> Task to complete
Give the count of lines holding the string "being" and nothing else.

> Data lines

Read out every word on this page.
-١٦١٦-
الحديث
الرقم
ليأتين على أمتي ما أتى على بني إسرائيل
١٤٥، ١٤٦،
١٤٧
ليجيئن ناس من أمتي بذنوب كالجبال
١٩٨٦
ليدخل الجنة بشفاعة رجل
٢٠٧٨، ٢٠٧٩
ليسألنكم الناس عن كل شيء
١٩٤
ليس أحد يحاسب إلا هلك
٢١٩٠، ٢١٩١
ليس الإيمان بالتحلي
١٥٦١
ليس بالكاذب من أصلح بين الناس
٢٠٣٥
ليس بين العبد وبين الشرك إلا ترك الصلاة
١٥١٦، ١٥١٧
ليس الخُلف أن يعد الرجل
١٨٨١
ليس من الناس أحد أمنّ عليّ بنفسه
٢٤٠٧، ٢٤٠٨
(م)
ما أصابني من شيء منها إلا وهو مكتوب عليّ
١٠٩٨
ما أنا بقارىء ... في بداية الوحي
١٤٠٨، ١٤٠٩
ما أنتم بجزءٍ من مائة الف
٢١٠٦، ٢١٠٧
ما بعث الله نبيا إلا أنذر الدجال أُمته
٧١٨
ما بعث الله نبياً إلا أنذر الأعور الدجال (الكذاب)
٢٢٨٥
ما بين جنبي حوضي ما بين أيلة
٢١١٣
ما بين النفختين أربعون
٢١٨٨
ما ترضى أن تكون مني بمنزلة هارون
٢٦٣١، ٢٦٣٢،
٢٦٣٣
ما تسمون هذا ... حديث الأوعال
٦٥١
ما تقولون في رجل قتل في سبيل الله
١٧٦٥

---

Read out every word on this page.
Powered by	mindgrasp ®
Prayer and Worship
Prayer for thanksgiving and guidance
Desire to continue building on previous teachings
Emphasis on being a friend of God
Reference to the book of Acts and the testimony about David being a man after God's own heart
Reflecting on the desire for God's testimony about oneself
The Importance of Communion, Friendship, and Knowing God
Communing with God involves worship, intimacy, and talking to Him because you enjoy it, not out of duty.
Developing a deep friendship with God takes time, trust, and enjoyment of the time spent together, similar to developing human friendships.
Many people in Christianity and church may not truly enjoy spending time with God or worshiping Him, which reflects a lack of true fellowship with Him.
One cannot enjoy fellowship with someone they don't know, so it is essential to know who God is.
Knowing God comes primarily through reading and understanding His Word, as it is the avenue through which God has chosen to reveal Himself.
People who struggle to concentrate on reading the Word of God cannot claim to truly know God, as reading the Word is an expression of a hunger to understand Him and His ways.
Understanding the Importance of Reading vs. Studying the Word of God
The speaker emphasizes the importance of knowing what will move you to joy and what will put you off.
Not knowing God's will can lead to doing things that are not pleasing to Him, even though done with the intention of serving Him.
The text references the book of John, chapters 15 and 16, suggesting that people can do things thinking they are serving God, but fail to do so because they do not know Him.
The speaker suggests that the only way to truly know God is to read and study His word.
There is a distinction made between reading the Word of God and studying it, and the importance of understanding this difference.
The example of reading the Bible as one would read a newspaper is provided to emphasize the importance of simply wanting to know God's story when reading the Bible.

> Task response
2